Day Trip to Arashiyama
The Japanese are infatuated about the weather and the seasons. Even today, it is customary to begin letters and emails with a rhetorical statement about climatic changes. So profound is this obsession that Japanese people often believe having four seasons is something unique to their country. Nevertheless, as a long and narrow archipelago, Japan does indeed offer interesting changes between seasons, with a variety of climates and offerings throughout the year.
Nothing says Japan like the image of a cherry blossom in bloom. The delicate pink flowers have become an internationally recognized symbol of the Japanese aesthetic and of the country's affinity for admiring nature. As the winter chill makes way for a cleansing breeze, the anticipation of warmer weather begins with predictions of when the sakura are to bloom. Known as the sakura zen sen, or the sakura blossom front, the coming of the cherry blossoms begins in the southern Kyushu islands in February and runs north through Aomori and Hokkaido into as late as May. The fresh air and eagerness to get outside make spring and the Japanese ritual of flower watching, referred to as hanami, the perfect excuse to gather under the cherry blossoms and admire their beauty. A tradition dating as far back as the Heian period (794 – 1185), hanami today sees thousands of locals and visitors gather in parks, gardens and even cemeteries across the country to share food and drink and feel a bit closer to nature. A wonderful and uniquely Japanese experience that should not be missed.

(To be done):
**1.** In the text on Japanese seasons and cherry blossoms, what is the Japanese ritual of flower watching called?
**2.** Write a continuation of the piece on Japanese seasons and cherry blossoms, starting after its final sentence.

(Items):
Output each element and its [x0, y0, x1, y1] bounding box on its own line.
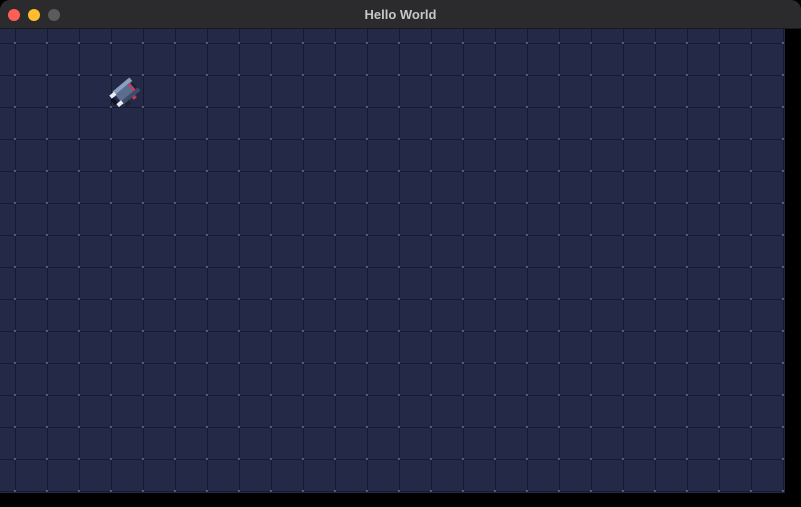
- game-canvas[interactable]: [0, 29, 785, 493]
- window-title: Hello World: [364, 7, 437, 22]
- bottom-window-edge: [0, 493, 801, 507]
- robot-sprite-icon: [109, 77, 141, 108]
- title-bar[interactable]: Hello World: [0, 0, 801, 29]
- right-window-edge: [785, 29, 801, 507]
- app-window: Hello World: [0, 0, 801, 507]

==

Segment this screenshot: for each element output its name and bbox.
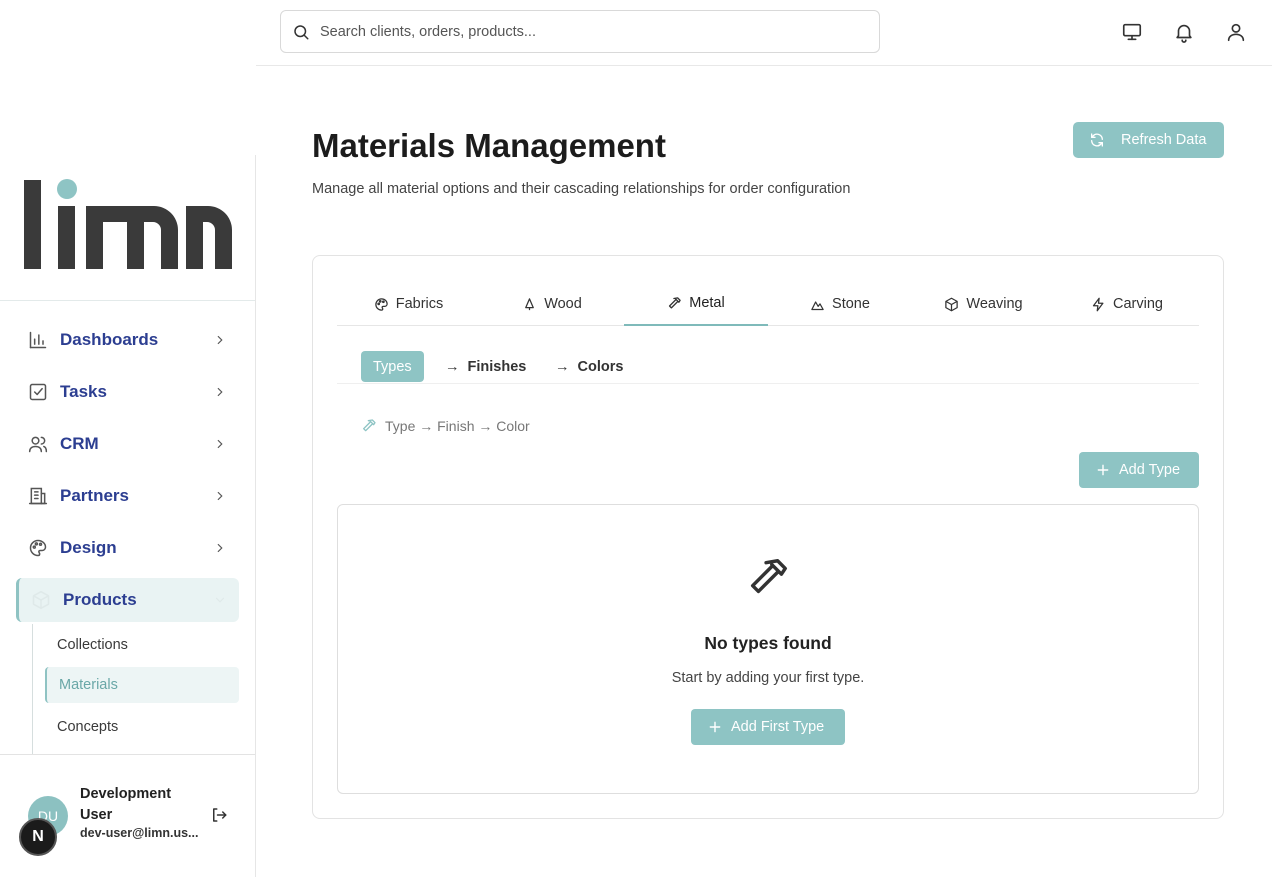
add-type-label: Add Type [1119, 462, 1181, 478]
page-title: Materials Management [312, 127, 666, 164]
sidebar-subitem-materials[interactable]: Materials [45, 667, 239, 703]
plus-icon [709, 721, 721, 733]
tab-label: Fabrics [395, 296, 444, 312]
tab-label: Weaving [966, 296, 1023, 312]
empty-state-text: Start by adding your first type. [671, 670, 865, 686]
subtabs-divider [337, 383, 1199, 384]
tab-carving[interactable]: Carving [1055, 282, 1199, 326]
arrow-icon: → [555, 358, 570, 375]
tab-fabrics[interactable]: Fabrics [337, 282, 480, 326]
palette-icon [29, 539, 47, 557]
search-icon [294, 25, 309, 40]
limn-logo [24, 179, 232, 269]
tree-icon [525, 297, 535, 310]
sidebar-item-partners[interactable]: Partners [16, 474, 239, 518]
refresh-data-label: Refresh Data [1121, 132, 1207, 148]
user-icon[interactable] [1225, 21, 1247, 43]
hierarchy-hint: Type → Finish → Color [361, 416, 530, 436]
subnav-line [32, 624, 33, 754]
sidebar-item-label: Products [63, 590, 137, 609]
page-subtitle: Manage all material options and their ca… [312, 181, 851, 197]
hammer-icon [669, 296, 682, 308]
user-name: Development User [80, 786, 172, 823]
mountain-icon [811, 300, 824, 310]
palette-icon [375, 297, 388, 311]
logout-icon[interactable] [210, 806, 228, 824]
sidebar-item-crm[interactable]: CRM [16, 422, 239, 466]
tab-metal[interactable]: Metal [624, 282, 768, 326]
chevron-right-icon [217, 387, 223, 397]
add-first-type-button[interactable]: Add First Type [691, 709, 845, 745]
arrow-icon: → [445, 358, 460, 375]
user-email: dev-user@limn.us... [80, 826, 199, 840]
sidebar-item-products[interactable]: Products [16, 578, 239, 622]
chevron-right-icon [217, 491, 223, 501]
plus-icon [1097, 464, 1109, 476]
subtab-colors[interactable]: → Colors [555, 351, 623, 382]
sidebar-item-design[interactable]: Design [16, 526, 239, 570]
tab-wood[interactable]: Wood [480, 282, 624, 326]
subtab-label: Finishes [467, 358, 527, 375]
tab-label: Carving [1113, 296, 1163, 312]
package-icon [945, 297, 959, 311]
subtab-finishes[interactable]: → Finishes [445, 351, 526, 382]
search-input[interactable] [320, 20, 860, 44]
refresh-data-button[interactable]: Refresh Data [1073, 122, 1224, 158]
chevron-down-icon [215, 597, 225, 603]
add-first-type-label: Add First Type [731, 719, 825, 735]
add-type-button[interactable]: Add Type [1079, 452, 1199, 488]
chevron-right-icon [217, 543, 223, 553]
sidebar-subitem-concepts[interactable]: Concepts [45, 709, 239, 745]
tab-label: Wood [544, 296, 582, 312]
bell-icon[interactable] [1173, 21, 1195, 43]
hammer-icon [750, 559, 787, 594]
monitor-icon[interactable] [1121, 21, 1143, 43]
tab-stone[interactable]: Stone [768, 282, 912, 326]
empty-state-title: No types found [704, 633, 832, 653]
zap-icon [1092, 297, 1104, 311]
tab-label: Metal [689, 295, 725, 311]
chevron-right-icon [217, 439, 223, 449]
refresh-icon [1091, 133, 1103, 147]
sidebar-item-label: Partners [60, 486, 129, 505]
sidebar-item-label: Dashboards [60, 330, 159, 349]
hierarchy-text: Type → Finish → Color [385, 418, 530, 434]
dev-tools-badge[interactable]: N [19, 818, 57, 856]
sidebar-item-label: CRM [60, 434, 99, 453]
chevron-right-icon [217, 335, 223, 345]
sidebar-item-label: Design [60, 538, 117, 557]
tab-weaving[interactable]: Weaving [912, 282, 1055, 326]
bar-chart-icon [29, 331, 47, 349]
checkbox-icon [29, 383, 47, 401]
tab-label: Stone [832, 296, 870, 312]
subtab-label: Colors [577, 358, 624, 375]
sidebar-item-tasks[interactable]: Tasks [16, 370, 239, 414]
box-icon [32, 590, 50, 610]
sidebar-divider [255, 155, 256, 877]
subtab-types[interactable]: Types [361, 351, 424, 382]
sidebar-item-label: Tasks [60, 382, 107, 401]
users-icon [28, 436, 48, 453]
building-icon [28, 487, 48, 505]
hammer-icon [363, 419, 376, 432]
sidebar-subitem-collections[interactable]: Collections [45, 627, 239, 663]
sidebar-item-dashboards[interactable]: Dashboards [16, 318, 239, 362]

(Answers to the exercises):
**1.** Hanami.

**2.**
The high humidity in summer is often a good excuse to head for the coolness of the many mountains throughout Japan. More than a respite from the summer heat, most cities at higher elevations offer rustic accommodations and a variety of local attractions to complement the surrounding nature. Beaches, lakes and rivers are other popular destinations during the summer months, with activities ranging from river rafting and surfing, to sunbathing and barbeques.
But even with the heat and humidity, summer in Japan can be a very cool time. Two not-to-miss summer experiences are a Japanese matsuri, or festival, and a hanabi taikai, fireworks display. With many cities offering their own matsuri, there is always a chance to see and take part in something completely different. Music, dancing, games and rows of stands selling a wide variety of seasonal fare, a summer matsuri is a great time to enjoy a living Japanese tradition. Likewise, fireworks displays are another Japanese tradition dating back over hundreds of years. One of the most famous originated as a competition between rival fireworks makers, these events attract thousands of people to watch the summer skies light up accompanied by oohs and awes.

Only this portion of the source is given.